[Start of Data for this exercise]
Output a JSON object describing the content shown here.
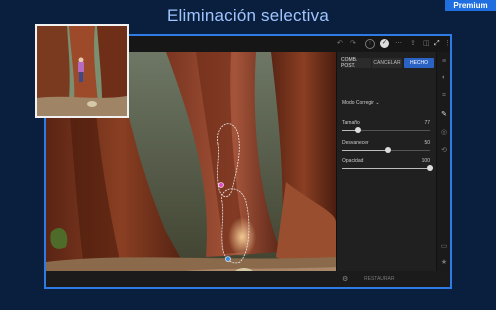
{
  "headline": "Eliminación selectiva",
  "premium_badge": "Premium",
  "panel": {
    "buttons": {
      "compare": "COMB. POST.",
      "cancel": "CANCELAR",
      "done": "HECHO"
    },
    "mode_label": "Modo Corregir",
    "sliders": [
      {
        "label": "Tamaño",
        "value": "77",
        "level": 0.18
      },
      {
        "label": "Desvanecer",
        "value": "50",
        "level": 0.52
      },
      {
        "label": "Opacidad",
        "value": "100",
        "level": 1.0
      }
    ]
  },
  "bottombar": {
    "restore_label": "RESTAURAR"
  },
  "toolbar_icons": [
    "undo-icon",
    "redo-icon",
    "info-icon",
    "check-icon",
    "more-icon",
    "share-icon",
    "compare-icon",
    "expand-icon",
    "kebab-icon"
  ],
  "rail_icons": [
    "presets-icon",
    "edit-icon",
    "crop-icon",
    "heal-icon",
    "masking-icon",
    "history-icon",
    "comment-icon",
    "star-icon",
    "info-icon"
  ],
  "colors": {
    "background": "#0a1f3d",
    "accent": "#2f7be6",
    "headline": "#9fc4ff"
  }
}
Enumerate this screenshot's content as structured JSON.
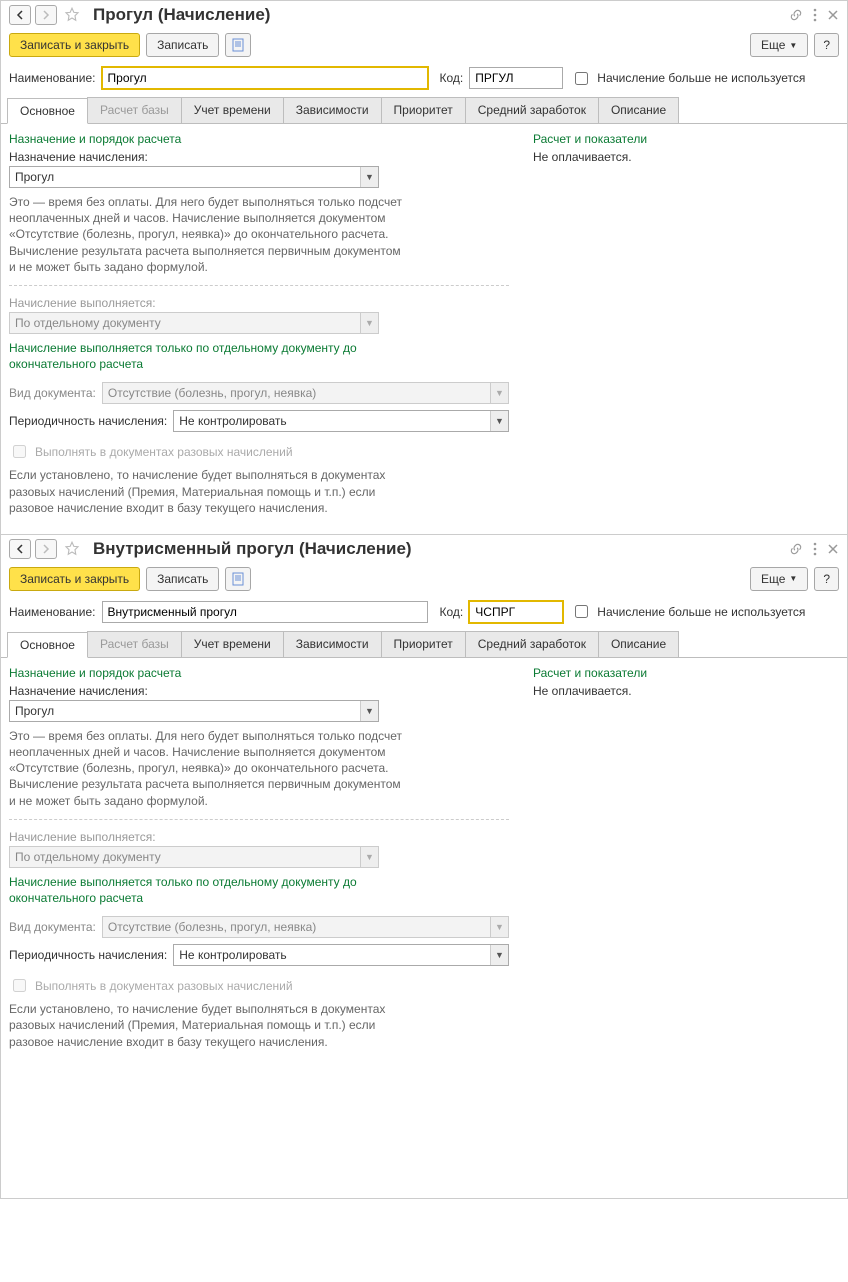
[End of Data for this exercise]
◆ Requirements
For each line in the data above that contains the string "JSON", extract the line.

◆ The output
Output a JSON object describing the content shown here.
Enumerate this screenshot's content as structured JSON.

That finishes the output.